Stated exercise
Select the lines below containing the word "this".

Exercise input

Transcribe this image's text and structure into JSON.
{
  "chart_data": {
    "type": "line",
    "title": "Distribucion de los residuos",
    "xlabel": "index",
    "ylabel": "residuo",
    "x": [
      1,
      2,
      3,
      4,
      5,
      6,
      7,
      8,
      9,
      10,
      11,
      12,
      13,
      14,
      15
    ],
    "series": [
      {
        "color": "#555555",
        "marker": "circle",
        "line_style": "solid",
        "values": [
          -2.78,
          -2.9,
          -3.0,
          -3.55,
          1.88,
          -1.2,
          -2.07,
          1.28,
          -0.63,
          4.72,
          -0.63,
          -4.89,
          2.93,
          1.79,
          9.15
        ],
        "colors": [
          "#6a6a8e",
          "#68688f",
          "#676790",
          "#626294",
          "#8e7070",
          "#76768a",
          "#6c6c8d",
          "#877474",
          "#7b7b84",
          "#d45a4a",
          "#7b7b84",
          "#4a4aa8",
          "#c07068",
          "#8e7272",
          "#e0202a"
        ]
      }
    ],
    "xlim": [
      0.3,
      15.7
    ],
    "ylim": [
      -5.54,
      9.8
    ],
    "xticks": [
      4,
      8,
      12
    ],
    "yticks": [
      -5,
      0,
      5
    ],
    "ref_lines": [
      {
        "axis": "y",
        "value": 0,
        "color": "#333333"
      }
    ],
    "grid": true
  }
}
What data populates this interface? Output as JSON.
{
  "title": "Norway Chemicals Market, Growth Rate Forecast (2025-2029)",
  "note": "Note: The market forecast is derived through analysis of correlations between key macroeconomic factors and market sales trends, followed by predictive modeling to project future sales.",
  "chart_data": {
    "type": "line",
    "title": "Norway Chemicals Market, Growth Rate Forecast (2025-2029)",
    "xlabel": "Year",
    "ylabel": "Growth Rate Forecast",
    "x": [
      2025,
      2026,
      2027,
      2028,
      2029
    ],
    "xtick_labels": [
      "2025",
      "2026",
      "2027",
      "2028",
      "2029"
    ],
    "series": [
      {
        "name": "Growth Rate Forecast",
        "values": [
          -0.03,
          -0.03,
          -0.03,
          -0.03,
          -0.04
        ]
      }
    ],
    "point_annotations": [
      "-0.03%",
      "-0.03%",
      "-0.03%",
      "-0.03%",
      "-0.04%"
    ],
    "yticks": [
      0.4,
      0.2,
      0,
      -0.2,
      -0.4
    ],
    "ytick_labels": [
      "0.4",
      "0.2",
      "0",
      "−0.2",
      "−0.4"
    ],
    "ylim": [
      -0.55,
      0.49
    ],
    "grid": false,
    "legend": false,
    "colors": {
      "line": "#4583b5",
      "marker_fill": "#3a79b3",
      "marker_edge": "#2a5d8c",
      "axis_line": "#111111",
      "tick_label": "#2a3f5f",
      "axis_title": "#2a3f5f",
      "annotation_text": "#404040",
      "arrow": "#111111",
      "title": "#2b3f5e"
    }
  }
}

In response
Transcribe this image's text and structure into JSON.
What data populates this interface? Output as JSON.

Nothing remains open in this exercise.